• **Given problem**: Repeat the listing in full, preserving every character.

• **Supplied data**:
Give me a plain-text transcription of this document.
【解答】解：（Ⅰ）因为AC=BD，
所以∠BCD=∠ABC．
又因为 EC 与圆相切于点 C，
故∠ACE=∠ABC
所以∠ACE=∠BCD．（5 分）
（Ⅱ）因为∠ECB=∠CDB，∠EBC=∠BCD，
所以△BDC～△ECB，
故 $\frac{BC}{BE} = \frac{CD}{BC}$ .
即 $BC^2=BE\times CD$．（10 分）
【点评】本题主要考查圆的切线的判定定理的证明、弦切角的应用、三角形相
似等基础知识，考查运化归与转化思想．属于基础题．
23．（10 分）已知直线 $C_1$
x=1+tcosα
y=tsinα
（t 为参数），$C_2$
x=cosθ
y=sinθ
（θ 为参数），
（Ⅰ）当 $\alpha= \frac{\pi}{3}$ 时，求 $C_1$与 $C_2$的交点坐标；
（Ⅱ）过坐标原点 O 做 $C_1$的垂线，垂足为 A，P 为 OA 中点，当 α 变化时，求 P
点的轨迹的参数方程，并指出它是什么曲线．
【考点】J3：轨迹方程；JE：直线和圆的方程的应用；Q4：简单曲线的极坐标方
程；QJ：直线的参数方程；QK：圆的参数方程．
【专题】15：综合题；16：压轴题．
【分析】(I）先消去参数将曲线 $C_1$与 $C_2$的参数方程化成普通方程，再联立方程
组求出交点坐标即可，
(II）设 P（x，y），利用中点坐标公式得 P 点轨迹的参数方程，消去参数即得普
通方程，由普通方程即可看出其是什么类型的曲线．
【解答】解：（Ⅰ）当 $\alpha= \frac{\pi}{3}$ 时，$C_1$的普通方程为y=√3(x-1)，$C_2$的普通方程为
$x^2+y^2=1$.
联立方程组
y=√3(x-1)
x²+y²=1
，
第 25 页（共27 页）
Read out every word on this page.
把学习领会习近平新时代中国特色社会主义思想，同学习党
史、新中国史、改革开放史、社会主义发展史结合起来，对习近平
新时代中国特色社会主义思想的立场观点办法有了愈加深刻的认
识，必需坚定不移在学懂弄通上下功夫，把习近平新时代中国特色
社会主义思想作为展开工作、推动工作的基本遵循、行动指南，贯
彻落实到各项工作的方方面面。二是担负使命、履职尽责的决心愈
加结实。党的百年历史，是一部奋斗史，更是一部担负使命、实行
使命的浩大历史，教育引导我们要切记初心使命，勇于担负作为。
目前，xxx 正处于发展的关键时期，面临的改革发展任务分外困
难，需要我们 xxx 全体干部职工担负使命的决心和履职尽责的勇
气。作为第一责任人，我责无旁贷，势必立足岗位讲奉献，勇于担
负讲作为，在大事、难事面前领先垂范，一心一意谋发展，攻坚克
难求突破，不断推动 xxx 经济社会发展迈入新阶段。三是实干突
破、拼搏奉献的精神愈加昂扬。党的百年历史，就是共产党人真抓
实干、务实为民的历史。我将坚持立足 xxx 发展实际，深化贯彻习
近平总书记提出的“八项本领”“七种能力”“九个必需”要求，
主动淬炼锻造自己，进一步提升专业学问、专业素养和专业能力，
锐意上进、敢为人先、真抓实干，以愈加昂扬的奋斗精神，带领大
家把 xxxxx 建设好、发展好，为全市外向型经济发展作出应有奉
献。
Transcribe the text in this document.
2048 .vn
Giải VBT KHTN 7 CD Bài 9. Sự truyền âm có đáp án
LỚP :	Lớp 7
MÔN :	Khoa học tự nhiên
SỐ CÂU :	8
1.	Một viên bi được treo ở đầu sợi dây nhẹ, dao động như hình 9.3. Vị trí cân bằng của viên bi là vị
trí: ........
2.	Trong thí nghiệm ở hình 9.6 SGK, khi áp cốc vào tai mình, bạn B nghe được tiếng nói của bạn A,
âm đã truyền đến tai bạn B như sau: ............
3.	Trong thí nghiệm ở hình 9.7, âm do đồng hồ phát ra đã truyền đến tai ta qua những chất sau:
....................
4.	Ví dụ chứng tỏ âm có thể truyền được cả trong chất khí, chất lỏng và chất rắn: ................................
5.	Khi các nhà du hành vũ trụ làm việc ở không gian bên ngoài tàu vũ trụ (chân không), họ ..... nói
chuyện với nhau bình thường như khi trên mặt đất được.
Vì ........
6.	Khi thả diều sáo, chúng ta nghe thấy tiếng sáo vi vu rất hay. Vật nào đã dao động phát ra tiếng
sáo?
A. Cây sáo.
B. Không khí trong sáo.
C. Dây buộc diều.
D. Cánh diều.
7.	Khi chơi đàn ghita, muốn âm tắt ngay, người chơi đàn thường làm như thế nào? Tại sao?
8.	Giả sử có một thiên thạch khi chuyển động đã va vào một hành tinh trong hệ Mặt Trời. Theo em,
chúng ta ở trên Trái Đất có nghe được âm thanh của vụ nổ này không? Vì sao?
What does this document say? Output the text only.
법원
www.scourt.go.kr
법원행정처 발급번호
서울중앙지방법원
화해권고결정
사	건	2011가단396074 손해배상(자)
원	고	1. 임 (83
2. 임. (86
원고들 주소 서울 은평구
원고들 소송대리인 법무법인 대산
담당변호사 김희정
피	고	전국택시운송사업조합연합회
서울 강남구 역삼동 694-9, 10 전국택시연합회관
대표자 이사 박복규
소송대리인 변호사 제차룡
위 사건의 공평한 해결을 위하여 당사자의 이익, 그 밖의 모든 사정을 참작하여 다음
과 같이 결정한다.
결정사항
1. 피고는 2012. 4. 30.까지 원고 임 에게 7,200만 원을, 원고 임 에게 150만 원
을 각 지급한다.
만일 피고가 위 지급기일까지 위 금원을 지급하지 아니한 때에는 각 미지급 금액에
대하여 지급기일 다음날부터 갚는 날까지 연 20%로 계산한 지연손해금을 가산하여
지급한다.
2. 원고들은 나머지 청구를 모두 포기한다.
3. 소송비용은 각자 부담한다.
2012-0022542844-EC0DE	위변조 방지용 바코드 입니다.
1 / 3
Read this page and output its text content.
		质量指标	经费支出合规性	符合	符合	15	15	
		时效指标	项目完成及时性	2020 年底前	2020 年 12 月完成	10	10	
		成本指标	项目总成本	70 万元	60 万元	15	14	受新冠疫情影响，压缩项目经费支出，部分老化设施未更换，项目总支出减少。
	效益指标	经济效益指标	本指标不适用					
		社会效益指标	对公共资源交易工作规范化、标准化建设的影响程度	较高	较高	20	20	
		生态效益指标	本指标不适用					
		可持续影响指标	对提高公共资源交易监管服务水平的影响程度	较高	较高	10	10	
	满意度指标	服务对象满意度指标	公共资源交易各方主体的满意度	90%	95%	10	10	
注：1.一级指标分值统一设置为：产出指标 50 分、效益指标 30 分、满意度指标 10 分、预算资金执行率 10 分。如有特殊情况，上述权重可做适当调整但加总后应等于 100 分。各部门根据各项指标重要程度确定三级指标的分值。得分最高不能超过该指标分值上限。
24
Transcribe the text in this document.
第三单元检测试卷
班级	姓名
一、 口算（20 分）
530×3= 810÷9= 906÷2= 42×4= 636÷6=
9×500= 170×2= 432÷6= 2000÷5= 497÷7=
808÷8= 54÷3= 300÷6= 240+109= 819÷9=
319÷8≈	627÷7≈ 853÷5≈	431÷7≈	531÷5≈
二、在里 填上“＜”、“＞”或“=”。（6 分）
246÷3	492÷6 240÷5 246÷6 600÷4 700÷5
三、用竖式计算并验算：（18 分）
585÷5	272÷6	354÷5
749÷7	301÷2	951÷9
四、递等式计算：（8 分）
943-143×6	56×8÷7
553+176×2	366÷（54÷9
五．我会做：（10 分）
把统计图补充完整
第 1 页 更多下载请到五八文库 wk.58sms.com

• **Result below**:
Give me a plain-text transcription of this document.
【解答】解：（Ⅰ）因为AC=BD，
所以∠BCD=∠ABC．
又因为 EC 与圆相切于点 C，
故∠ACE=∠ABC
所以∠ACE=∠BCD．（5 分）
（Ⅱ）因为∠ECB=∠CDB，∠EBC=∠BCD，
所以△BDC～△ECB，
故 $\frac{BC}{BE} = \frac{CD}{BC}$ .
即 $BC^2=BE\times CD$．（10 分）
【点评】本题主要考查圆的切线的判定定理的证明、弦切角的应用、三角形相
似等基础知识，考查运化归与转化思想．属于基础题．
23．（10 分）已知直线 $C_1$
x=1+tcosα
y=tsinα
（t 为参数），$C_2$
x=cosθ
y=sinθ
（θ 为参数），
（Ⅰ）当 $\alpha= \frac{\pi}{3}$ 时，求 $C_1$与 $C_2$的交点坐标；
（Ⅱ）过坐标原点 O 做 $C_1$的垂线，垂足为 A，P 为 OA 中点，当 α 变化时，求 P
点的轨迹的参数方程，并指出它是什么曲线．
【考点】J3：轨迹方程；JE：直线和圆的方程的应用；Q4：简单曲线的极坐标方
程；QJ：直线的参数方程；QK：圆的参数方程．
【专题】15：综合题；16：压轴题．
【分析】(I）先消去参数将曲线 $C_1$与 $C_2$的参数方程化成普通方程，再联立方程
组求出交点坐标即可，
(II）设 P（x，y），利用中点坐标公式得 P 点轨迹的参数方程，消去参数即得普
通方程，由普通方程即可看出其是什么类型的曲线．
【解答】解：（Ⅰ）当 $\alpha= \frac{\pi}{3}$ 时，$C_1$的普通方程为y=√3(x-1)，$C_2$的普通方程为
$x^2+y^2=1$.
联立方程组
y=√3(x-1)
x²+y²=1
，
第 25 页（共27 页）
Read out every word on this page.
把学习领会习近平新时代中国特色社会主义思想，同学习党
史、新中国史、改革开放史、社会主义发展史结合起来，对习近平
新时代中国特色社会主义思想的立场观点办法有了愈加深刻的认
识，必需坚定不移在学懂弄通上下功夫，把习近平新时代中国特色
社会主义思想作为展开工作、推动工作的基本遵循、行动指南，贯
彻落实到各项工作的方方面面。二是担负使命、履职尽责的决心愈
加结实。党的百年历史，是一部奋斗史，更是一部担负使命、实行
使命的浩大历史，教育引导我们要切记初心使命，勇于担负作为。
目前，xxx 正处于发展的关键时期，面临的改革发展任务分外困
难，需要我们 xxx 全体干部职工担负使命的决心和履职尽责的勇
气。作为第一责任人，我责无旁贷，势必立足岗位讲奉献，勇于担
负讲作为，在大事、难事面前领先垂范，一心一意谋发展，攻坚克
难求突破，不断推动 xxx 经济社会发展迈入新阶段。三是实干突
破、拼搏奉献的精神愈加昂扬。党的百年历史，就是共产党人真抓
实干、务实为民的历史。我将坚持立足 xxx 发展实际，深化贯彻习
近平总书记提出的“八项本领”“七种能力”“九个必需”要求，
主动淬炼锻造自己，进一步提升专业学问、专业素养和专业能力，
锐意上进、敢为人先、真抓实干，以愈加昂扬的奋斗精神，带领大
家把 xxxxx 建设好、发展好，为全市外向型经济发展作出应有奉
献。
Transcribe the text in this document.
2048 .vn
Giải VBT KHTN 7 CD Bài 9. Sự truyền âm có đáp án
LỚP :	Lớp 7
MÔN :	Khoa học tự nhiên
SỐ CÂU :	8
1.	Một viên bi được treo ở đầu sợi dây nhẹ, dao động như hình 9.3. Vị trí cân bằng của viên bi là vị
trí: ........
2.	Trong thí nghiệm ở hình 9.6 SGK, khi áp cốc vào tai mình, bạn B nghe được tiếng nói của bạn A,
âm đã truyền đến tai bạn B như sau: ............
3.	Trong thí nghiệm ở hình 9.7, âm do đồng hồ phát ra đã truyền đến tai ta qua những chất sau:
....................
4.	Ví dụ chứng tỏ âm có thể truyền được cả trong chất khí, chất lỏng và chất rắn: ................................
5.	Khi các nhà du hành vũ trụ làm việc ở không gian bên ngoài tàu vũ trụ (chân không), họ ..... nói
chuyện với nhau bình thường như khi trên mặt đất được.
Vì ........
6.	Khi thả diều sáo, chúng ta nghe thấy tiếng sáo vi vu rất hay. Vật nào đã dao động phát ra tiếng
sáo?
A. Cây sáo.
B. Không khí trong sáo.
C. Dây buộc diều.
D. Cánh diều.
7.	Khi chơi đàn ghita, muốn âm tắt ngay, người chơi đàn thường làm như thế nào? Tại sao?
8.	Giả sử có một thiên thạch khi chuyển động đã va vào một hành tinh trong hệ Mặt Trời. Theo em,
chúng ta ở trên Trái Đất có nghe được âm thanh của vụ nổ này không? Vì sao?
What does this document say? Output the text only.
법원
www.scourt.go.kr
법원행정처 발급번호
서울중앙지방법원
화해권고결정
사	건	2011가단396074 손해배상(자)
원	고	1. 임 (83
2. 임. (86
원고들 주소 서울 은평구
원고들 소송대리인 법무법인 대산
담당변호사 김희정
피	고	전국택시운송사업조합연합회
서울 강남구 역삼동 694-9, 10 전국택시연합회관
대표자 이사 박복규
소송대리인 변호사 제차룡
위 사건의 공평한 해결을 위하여 당사자의 이익, 그 밖의 모든 사정을 참작하여 다음
과 같이 결정한다.
결정사항
1. 피고는 2012. 4. 30.까지 원고 임 에게 7,200만 원을, 원고 임 에게 150만 원
을 각 지급한다.
만일 피고가 위 지급기일까지 위 금원을 지급하지 아니한 때에는 각 미지급 금액에
대하여 지급기일 다음날부터 갚는 날까지 연 20%로 계산한 지연손해금을 가산하여
지급한다.
2. 원고들은 나머지 청구를 모두 포기한다.
3. 소송비용은 각자 부담한다.
2012-0022542844-EC0DE	위변조 방지용 바코드 입니다.
1 / 3
Read this page and output its text content.
		质量指标	经费支出合规性	符合	符合	15	15	
		时效指标	项目完成及时性	2020 年底前	2020 年 12 月完成	10	10	
		成本指标	项目总成本	70 万元	60 万元	15	14	受新冠疫情影响，压缩项目经费支出，部分老化设施未更换，项目总支出减少。
	效益指标	经济效益指标	本指标不适用					
		社会效益指标	对公共资源交易工作规范化、标准化建设的影响程度	较高	较高	20	20	
		生态效益指标	本指标不适用					
		可持续影响指标	对提高公共资源交易监管服务水平的影响程度	较高	较高	10	10	
	满意度指标	服务对象满意度指标	公共资源交易各方主体的满意度	90%	95%	10	10	
注：1.一级指标分值统一设置为：产出指标 50 分、效益指标 30 分、满意度指标 10 分、预算资金执行率 10 分。如有特殊情况，上述权重可做适当调整但加总后应等于 100 分。各部门根据各项指标重要程度确定三级指标的分值。得分最高不能超过该指标分值上限。
24
Transcribe the text in this document.
第三单元检测试卷
班级	姓名
一、 口算（20 分）
530×3= 810÷9= 906÷2= 42×4= 636÷6=
9×500= 170×2= 432÷6= 2000÷5= 497÷7=
808÷8= 54÷3= 300÷6= 240+109= 819÷9=
319÷8≈	627÷7≈ 853÷5≈	431÷7≈	531÷5≈
二、在里 填上“＜”、“＞”或“=”。（6 分）
246÷3	492÷6 240÷5 246÷6 600÷4 700÷5
三、用竖式计算并验算：（18 分）
585÷5	272÷6	354÷5
749÷7	301÷2	951÷9
四、递等式计算：（8 分）
943-143×6	56×8÷7
553+176×2	366÷（54÷9
五．我会做：（10 分）
把统计图补充完整
第 1 页 更多下载请到五八文库 wk.58sms.com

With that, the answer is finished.